start RECORDS SUPPLIED

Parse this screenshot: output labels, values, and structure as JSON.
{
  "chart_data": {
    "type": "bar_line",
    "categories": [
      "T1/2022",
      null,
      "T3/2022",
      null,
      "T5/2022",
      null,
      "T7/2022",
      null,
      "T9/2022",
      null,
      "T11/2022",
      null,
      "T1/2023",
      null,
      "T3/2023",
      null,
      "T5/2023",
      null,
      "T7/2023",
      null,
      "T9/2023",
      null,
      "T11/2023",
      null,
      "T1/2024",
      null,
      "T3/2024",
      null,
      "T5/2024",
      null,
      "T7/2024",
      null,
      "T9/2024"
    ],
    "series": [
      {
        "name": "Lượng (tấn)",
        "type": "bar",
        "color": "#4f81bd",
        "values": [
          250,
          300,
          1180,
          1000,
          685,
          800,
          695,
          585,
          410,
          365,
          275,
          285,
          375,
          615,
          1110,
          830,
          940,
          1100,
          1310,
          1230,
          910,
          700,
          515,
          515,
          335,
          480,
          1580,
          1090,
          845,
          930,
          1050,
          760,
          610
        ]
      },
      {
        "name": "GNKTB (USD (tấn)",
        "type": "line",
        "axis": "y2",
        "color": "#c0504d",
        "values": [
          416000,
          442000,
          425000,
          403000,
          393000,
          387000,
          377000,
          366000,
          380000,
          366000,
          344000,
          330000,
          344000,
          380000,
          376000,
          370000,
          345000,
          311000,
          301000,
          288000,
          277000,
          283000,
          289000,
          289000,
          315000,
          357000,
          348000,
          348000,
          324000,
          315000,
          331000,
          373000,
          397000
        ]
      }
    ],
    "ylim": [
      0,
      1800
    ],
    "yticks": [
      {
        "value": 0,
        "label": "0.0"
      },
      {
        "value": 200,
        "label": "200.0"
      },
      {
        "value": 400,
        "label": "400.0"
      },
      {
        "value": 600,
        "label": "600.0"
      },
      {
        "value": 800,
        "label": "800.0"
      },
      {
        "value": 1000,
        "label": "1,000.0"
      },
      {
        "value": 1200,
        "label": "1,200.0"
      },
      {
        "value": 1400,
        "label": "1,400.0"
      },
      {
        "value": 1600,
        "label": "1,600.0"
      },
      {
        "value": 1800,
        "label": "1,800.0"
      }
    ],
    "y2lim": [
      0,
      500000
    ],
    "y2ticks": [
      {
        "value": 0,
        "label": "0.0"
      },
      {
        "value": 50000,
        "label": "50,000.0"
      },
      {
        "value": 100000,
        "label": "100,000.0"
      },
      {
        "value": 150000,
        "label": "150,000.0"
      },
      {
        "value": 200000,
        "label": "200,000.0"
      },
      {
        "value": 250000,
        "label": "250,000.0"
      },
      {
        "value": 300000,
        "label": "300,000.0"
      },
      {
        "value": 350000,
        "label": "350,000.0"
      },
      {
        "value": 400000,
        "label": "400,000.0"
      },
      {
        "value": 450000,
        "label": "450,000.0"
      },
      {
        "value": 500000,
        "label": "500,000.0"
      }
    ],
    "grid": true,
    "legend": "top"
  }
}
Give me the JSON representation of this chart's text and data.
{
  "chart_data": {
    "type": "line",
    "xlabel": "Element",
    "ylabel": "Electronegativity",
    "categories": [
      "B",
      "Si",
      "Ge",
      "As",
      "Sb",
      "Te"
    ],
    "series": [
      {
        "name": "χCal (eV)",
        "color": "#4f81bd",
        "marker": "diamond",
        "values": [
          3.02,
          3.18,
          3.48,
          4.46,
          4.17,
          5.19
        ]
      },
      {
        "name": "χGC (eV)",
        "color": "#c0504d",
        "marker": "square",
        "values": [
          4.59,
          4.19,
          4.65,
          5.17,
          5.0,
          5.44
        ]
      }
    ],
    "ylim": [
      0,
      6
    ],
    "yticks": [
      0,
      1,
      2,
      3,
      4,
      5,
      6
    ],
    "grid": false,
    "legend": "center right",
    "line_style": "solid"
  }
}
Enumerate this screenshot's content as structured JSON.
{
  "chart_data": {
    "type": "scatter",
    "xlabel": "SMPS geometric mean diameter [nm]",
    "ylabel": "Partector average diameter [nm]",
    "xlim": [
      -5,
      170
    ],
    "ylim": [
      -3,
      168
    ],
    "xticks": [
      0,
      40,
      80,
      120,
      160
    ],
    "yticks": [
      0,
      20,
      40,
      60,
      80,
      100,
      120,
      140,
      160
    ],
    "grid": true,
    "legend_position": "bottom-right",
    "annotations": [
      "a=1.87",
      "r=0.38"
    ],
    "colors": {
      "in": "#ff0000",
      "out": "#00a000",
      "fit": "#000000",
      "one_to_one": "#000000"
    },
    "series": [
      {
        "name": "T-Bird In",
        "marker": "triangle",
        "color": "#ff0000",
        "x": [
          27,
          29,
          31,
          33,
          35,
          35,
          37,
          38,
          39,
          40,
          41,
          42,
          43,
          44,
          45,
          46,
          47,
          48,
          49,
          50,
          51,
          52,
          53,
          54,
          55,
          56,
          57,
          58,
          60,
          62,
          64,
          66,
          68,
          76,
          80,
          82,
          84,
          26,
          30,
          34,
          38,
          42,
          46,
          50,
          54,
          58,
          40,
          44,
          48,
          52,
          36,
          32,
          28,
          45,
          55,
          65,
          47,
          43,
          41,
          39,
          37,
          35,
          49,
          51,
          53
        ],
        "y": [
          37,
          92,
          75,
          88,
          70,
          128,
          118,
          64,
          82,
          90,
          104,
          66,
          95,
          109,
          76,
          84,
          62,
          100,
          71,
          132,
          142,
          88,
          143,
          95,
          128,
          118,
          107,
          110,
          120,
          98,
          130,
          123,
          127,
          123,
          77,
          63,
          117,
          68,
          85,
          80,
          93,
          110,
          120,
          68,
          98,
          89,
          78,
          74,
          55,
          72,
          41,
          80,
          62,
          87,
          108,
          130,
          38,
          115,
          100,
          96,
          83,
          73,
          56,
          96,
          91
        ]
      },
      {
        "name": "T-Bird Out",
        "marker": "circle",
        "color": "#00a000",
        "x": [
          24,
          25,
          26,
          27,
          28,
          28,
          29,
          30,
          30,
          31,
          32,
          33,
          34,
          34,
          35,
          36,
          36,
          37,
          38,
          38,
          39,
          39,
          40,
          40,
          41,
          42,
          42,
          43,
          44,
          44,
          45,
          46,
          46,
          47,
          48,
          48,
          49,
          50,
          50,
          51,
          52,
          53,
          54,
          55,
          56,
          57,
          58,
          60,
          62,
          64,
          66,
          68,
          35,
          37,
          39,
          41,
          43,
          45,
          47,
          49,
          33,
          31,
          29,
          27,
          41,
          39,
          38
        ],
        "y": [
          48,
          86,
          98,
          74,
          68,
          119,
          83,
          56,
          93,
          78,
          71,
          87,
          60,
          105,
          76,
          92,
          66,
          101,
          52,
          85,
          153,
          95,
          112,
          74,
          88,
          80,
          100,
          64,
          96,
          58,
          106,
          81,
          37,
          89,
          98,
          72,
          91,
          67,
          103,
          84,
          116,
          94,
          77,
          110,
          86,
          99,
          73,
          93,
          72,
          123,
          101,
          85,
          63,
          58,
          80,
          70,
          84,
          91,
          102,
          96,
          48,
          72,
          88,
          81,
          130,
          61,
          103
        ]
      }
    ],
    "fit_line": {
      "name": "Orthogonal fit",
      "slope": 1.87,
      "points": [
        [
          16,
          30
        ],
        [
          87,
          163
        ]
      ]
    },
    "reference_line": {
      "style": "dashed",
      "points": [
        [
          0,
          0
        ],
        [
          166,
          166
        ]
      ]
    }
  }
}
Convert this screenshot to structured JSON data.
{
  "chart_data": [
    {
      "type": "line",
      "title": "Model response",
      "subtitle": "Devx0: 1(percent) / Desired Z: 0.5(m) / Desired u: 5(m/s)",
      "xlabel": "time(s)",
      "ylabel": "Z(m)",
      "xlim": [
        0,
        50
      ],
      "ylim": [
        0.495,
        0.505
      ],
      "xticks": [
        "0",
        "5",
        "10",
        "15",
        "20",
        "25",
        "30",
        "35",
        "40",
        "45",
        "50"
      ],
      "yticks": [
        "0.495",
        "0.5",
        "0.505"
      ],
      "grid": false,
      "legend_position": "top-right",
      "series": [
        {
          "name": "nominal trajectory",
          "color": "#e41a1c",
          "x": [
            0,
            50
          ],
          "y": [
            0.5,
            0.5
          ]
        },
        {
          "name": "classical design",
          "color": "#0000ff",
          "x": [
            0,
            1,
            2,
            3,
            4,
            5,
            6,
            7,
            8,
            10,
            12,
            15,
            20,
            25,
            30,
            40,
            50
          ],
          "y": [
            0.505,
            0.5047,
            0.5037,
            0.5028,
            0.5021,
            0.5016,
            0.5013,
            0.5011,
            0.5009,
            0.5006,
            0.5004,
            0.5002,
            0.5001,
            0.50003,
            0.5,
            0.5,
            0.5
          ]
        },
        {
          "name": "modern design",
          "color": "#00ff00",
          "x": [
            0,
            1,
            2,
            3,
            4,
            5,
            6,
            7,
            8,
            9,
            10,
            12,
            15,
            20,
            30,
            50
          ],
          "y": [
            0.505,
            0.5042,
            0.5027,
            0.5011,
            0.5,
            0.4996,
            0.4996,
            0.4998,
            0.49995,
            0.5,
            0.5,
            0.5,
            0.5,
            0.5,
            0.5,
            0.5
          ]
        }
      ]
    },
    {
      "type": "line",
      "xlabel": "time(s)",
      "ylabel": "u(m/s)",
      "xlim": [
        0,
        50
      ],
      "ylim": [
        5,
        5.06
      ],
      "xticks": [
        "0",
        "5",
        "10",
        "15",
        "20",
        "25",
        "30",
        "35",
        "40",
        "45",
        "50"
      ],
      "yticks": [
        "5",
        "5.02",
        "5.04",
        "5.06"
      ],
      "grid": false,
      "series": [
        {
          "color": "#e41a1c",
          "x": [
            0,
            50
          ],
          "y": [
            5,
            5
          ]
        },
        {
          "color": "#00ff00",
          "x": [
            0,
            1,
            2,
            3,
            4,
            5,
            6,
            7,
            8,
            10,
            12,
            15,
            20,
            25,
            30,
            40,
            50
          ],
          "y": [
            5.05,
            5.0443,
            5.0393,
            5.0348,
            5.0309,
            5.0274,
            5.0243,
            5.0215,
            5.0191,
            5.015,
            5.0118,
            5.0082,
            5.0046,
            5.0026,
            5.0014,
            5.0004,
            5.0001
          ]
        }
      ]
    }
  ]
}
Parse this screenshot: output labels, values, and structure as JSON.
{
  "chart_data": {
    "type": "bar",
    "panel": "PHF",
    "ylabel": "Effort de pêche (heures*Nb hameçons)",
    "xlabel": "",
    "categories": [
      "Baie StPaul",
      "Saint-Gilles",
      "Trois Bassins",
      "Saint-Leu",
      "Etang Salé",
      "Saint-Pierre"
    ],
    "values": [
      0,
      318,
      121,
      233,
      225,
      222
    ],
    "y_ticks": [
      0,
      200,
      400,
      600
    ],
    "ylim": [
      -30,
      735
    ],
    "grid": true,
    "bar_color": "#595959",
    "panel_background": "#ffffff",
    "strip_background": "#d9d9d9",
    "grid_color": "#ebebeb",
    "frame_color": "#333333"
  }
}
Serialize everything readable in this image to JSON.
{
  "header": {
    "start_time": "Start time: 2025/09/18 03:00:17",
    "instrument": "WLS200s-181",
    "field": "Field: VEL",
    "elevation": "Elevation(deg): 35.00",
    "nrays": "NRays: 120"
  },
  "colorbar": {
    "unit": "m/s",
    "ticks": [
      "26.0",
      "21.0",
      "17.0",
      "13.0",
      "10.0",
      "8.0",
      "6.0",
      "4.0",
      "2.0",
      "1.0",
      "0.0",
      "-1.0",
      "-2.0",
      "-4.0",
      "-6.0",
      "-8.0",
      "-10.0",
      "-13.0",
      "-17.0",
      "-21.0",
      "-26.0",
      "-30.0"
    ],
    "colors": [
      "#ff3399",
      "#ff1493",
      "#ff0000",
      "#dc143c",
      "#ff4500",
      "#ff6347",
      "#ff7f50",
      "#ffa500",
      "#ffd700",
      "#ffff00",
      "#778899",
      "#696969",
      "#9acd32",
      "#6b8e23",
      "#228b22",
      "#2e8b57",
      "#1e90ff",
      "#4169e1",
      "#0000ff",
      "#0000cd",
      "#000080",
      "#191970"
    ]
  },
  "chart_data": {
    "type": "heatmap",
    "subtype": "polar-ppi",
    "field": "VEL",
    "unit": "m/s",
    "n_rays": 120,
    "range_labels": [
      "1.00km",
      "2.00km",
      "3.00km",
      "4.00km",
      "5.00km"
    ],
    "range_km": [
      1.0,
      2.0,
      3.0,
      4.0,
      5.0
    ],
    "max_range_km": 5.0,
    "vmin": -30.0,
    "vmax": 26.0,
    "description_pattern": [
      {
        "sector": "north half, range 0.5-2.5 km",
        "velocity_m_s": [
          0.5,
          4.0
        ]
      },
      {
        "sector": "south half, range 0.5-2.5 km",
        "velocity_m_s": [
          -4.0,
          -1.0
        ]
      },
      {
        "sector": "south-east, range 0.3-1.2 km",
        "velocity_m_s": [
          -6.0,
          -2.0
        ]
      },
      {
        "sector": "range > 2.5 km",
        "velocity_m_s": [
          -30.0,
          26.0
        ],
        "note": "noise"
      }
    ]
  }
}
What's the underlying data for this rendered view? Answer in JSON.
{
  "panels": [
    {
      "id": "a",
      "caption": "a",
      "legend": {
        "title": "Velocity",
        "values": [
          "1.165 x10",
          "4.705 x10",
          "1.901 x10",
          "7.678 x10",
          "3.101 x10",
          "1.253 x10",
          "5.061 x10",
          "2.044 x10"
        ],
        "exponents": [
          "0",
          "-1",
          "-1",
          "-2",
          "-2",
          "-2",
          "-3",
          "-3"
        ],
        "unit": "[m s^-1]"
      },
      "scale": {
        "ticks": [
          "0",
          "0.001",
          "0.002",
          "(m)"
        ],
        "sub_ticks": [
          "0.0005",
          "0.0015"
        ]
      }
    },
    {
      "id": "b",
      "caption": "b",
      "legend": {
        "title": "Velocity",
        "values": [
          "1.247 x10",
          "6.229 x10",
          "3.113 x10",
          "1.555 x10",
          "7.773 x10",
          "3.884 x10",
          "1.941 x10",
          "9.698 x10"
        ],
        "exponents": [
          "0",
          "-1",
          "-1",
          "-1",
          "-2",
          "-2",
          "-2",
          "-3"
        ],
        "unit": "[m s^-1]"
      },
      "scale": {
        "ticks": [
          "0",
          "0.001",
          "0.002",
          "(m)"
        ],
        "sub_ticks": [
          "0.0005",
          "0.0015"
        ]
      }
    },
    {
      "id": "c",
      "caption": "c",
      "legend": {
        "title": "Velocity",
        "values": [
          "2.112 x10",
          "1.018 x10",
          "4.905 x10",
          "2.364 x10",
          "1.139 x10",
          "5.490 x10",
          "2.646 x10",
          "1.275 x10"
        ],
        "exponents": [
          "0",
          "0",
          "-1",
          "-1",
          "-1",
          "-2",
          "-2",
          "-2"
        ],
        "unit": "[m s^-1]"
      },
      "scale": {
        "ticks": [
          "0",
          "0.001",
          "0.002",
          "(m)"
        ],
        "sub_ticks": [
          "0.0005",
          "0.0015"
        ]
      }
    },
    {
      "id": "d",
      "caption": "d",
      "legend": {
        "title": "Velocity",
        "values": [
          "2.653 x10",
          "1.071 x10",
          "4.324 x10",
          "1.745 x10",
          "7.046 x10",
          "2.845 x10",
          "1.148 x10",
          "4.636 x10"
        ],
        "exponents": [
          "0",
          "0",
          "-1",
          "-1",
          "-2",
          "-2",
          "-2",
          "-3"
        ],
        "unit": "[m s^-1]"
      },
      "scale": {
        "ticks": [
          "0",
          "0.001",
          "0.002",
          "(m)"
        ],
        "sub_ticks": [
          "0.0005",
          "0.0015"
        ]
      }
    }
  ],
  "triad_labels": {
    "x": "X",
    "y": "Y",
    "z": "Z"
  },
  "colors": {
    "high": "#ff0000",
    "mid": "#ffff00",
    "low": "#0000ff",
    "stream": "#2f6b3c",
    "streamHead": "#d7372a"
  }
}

end RECORDS SUPPLIED

PROBLEM TO WORK ON - Search the data above for the word "design", then gather each line in which it appears.

RESULT OF THIS EXERCISE -
          "name": "classical design",
          "name": "modern design",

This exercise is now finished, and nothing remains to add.